*STATED GOAL*. Could you print every record below exactly as it appears?

..............................

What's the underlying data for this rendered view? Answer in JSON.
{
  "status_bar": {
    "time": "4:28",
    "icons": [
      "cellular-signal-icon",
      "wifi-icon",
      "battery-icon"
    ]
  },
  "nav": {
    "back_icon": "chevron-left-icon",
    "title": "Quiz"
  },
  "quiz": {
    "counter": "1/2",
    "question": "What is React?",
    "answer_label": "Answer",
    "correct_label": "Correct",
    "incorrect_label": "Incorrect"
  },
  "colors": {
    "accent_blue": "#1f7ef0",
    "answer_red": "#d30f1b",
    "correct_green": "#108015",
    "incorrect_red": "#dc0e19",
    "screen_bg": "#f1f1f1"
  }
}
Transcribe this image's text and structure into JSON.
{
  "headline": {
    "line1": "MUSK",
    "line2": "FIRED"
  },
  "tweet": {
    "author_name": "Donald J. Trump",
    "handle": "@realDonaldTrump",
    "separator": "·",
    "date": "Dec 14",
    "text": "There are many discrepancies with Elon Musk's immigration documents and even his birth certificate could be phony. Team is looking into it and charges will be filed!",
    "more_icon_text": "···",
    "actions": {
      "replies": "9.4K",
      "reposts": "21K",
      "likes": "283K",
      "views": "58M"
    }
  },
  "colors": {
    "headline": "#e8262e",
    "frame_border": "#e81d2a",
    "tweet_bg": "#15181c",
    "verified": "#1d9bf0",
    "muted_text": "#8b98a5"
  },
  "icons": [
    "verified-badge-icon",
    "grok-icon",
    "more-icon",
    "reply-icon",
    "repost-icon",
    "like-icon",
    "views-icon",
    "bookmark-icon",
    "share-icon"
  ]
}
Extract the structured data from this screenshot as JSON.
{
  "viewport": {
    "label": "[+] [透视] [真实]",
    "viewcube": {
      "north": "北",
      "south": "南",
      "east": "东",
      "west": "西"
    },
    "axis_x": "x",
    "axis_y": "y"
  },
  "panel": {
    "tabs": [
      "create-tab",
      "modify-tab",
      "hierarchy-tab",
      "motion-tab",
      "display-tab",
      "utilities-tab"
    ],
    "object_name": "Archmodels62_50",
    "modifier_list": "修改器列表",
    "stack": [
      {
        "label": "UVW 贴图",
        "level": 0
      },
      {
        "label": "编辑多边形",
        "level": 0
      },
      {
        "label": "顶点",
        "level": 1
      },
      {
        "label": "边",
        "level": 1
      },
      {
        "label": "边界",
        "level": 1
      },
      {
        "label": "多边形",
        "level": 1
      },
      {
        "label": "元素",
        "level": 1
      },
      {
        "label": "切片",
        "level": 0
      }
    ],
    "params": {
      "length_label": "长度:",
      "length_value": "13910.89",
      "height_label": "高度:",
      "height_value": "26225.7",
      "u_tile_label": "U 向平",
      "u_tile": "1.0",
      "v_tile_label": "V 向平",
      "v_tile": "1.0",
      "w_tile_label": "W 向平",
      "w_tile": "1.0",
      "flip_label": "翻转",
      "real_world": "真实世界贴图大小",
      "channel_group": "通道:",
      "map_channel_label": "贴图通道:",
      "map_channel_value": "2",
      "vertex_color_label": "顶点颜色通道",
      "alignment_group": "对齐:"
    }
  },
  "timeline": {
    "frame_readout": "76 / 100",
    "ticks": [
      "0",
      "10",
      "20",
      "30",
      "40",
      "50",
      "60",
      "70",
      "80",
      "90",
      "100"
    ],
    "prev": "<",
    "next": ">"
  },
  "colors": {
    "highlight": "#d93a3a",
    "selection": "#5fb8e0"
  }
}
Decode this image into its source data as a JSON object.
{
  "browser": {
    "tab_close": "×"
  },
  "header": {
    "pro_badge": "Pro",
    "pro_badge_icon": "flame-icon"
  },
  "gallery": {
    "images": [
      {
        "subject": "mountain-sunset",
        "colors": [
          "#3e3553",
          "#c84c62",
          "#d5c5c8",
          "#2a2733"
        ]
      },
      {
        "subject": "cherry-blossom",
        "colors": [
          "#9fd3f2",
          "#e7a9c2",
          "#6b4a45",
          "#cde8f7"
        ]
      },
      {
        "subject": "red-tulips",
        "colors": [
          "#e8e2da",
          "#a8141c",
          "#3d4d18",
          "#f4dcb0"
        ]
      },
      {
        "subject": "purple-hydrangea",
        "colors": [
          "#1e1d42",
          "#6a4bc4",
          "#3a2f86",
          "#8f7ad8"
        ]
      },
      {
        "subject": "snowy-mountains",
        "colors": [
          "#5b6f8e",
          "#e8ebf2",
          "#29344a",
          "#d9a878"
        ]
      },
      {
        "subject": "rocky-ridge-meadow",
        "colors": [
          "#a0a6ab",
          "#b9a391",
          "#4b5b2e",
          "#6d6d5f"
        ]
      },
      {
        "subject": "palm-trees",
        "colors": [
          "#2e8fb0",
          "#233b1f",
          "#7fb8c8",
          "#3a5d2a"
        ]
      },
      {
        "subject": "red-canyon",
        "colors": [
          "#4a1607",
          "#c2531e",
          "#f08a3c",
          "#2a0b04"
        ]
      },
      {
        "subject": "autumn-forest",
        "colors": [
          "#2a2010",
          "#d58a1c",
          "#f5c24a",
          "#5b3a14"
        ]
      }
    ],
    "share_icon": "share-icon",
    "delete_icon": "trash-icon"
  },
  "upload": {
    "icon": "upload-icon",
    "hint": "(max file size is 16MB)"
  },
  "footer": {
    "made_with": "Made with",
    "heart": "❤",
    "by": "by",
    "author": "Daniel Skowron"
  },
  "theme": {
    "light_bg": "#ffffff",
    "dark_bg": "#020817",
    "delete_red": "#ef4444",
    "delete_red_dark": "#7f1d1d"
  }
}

..............................

*COMPLETE RESPONSE*.
What's the underlying data for this rendered view? Answer in JSON.
{
  "status_bar": {
    "time": "4:28",
    "icons": [
      "cellular-signal-icon",
      "wifi-icon",
      "battery-icon"
    ]
  },
  "nav": {
    "back_icon": "chevron-left-icon",
    "title": "Quiz"
  },
  "quiz": {
    "counter": "1/2",
    "question": "What is React?",
    "answer_label": "Answer",
    "correct_label": "Correct",
    "incorrect_label": "Incorrect"
  },
  "colors": {
    "accent_blue": "#1f7ef0",
    "answer_red": "#d30f1b",
    "correct_green": "#108015",
    "incorrect_red": "#dc0e19",
    "screen_bg": "#f1f1f1"
  }
}
Transcribe this image's text and structure into JSON.
{
  "headline": {
    "line1": "MUSK",
    "line2": "FIRED"
  },
  "tweet": {
    "author_name": "Donald J. Trump",
    "handle": "@realDonaldTrump",
    "separator": "·",
    "date": "Dec 14",
    "text": "There are many discrepancies with Elon Musk's immigration documents and even his birth certificate could be phony. Team is looking into it and charges will be filed!",
    "more_icon_text": "···",
    "actions": {
      "replies": "9.4K",
      "reposts": "21K",
      "likes": "283K",
      "views": "58M"
    }
  },
  "colors": {
    "headline": "#e8262e",
    "frame_border": "#e81d2a",
    "tweet_bg": "#15181c",
    "verified": "#1d9bf0",
    "muted_text": "#8b98a5"
  },
  "icons": [
    "verified-badge-icon",
    "grok-icon",
    "more-icon",
    "reply-icon",
    "repost-icon",
    "like-icon",
    "views-icon",
    "bookmark-icon",
    "share-icon"
  ]
}
Extract the structured data from this screenshot as JSON.
{
  "viewport": {
    "label": "[+] [透视] [真实]",
    "viewcube": {
      "north": "北",
      "south": "南",
      "east": "东",
      "west": "西"
    },
    "axis_x": "x",
    "axis_y": "y"
  },
  "panel": {
    "tabs": [
      "create-tab",
      "modify-tab",
      "hierarchy-tab",
      "motion-tab",
      "display-tab",
      "utilities-tab"
    ],
    "object_name": "Archmodels62_50",
    "modifier_list": "修改器列表",
    "stack": [
      {
        "label": "UVW 贴图",
        "level": 0
      },
      {
        "label": "编辑多边形",
        "level": 0
      },
      {
        "label": "顶点",
        "level": 1
      },
      {
        "label": "边",
        "level": 1
      },
      {
        "label": "边界",
        "level": 1
      },
      {
        "label": "多边形",
        "level": 1
      },
      {
        "label": "元素",
        "level": 1
      },
      {
        "label": "切片",
        "level": 0
      }
    ],
    "params": {
      "length_label": "长度:",
      "length_value": "13910.89",
      "height_label": "高度:",
      "height_value": "26225.7",
      "u_tile_label": "U 向平",
      "u_tile": "1.0",
      "v_tile_label": "V 向平",
      "v_tile": "1.0",
      "w_tile_label": "W 向平",
      "w_tile": "1.0",
      "flip_label": "翻转",
      "real_world": "真实世界贴图大小",
      "channel_group": "通道:",
      "map_channel_label": "贴图通道:",
      "map_channel_value": "2",
      "vertex_color_label": "顶点颜色通道",
      "alignment_group": "对齐:"
    }
  },
  "timeline": {
    "frame_readout": "76 / 100",
    "ticks": [
      "0",
      "10",
      "20",
      "30",
      "40",
      "50",
      "60",
      "70",
      "80",
      "90",
      "100"
    ],
    "prev": "<",
    "next": ">"
  },
  "colors": {
    "highlight": "#d93a3a",
    "selection": "#5fb8e0"
  }
}
Decode this image into its source data as a JSON object.
{
  "browser": {
    "tab_close": "×"
  },
  "header": {
    "pro_badge": "Pro",
    "pro_badge_icon": "flame-icon"
  },
  "gallery": {
    "images": [
      {
        "subject": "mountain-sunset",
        "colors": [
          "#3e3553",
          "#c84c62",
          "#d5c5c8",
          "#2a2733"
        ]
      },
      {
        "subject": "cherry-blossom",
        "colors": [
          "#9fd3f2",
          "#e7a9c2",
          "#6b4a45",
          "#cde8f7"
        ]
      },
      {
        "subject": "red-tulips",
        "colors": [
          "#e8e2da",
          "#a8141c",
          "#3d4d18",
          "#f4dcb0"
        ]
      },
      {
        "subject": "purple-hydrangea",
        "colors": [
          "#1e1d42",
          "#6a4bc4",
          "#3a2f86",
          "#8f7ad8"
        ]
      },
      {
        "subject": "snowy-mountains",
        "colors": [
          "#5b6f8e",
          "#e8ebf2",
          "#29344a",
          "#d9a878"
        ]
      },
      {
        "subject": "rocky-ridge-meadow",
        "colors": [
          "#a0a6ab",
          "#b9a391",
          "#4b5b2e",
          "#6d6d5f"
        ]
      },
      {
        "subject": "palm-trees",
        "colors": [
          "#2e8fb0",
          "#233b1f",
          "#7fb8c8",
          "#3a5d2a"
        ]
      },
      {
        "subject": "red-canyon",
        "colors": [
          "#4a1607",
          "#c2531e",
          "#f08a3c",
          "#2a0b04"
        ]
      },
      {
        "subject": "autumn-forest",
        "colors": [
          "#2a2010",
          "#d58a1c",
          "#f5c24a",
          "#5b3a14"
        ]
      }
    ],
    "share_icon": "share-icon",
    "delete_icon": "trash-icon"
  },
  "upload": {
    "icon": "upload-icon",
    "hint": "(max file size is 16MB)"
  },
  "footer": {
    "made_with": "Made with",
    "heart": "❤",
    "by": "by",
    "author": "Daniel Skowron"
  },
  "theme": {
    "light_bg": "#ffffff",
    "dark_bg": "#020817",
    "delete_red": "#ef4444",
    "delete_red_dark": "#7f1d1d"
  }
}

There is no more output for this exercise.